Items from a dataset
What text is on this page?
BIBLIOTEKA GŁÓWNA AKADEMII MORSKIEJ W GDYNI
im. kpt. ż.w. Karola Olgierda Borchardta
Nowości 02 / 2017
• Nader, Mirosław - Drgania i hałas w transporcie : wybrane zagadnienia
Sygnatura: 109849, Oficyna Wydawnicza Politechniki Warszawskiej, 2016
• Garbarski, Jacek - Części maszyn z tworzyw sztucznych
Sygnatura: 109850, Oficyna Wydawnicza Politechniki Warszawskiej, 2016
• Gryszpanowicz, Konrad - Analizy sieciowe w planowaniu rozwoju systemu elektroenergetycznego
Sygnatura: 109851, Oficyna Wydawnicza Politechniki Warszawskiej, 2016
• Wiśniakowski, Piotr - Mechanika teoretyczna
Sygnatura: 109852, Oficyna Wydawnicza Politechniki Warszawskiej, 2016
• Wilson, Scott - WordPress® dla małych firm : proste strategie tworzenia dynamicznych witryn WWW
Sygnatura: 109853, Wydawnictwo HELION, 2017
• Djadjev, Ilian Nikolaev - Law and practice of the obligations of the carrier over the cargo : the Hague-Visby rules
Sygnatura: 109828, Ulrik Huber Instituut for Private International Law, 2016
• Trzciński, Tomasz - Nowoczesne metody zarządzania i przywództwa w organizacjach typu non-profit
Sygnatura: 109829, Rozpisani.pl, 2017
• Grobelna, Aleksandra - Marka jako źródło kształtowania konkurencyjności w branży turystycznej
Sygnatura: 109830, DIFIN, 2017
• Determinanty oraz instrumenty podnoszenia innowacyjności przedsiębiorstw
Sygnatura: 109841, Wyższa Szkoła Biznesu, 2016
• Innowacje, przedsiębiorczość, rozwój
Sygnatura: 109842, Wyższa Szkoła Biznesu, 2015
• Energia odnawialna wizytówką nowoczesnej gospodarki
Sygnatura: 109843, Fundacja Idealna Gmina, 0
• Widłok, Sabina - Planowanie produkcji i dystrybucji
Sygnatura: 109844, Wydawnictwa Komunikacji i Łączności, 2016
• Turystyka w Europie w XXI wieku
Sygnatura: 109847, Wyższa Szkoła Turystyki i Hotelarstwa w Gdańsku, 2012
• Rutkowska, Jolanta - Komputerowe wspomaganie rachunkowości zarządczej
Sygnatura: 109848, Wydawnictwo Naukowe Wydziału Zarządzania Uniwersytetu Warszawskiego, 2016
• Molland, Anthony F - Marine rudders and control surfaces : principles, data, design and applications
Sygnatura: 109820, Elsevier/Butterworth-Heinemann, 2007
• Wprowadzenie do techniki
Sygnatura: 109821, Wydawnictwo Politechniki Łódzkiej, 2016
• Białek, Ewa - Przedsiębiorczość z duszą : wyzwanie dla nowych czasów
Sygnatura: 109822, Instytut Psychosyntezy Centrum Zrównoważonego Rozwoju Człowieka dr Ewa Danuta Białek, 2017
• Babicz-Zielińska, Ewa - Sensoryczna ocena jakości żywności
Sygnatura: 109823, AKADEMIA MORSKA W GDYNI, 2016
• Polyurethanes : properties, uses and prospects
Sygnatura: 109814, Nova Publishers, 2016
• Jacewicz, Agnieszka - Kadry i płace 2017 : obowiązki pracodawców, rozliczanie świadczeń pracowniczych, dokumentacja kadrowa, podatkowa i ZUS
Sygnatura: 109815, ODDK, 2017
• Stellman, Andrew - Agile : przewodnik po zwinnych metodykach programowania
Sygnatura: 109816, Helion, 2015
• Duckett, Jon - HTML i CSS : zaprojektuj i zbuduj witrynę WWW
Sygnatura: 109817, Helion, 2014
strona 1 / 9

Short task: Read the data above and pull out each line that holds the string "Wyższa".

Task answer:
Sygnatura: 109841, Wyższa Szkoła Biznesu, 2016
Sygnatura: 109842, Wyższa Szkoła Biznesu, 2015
Sygnatura: 109847, Wyższa Szkoła Turystyki i Hotelarstwa w Gdańsku, 2012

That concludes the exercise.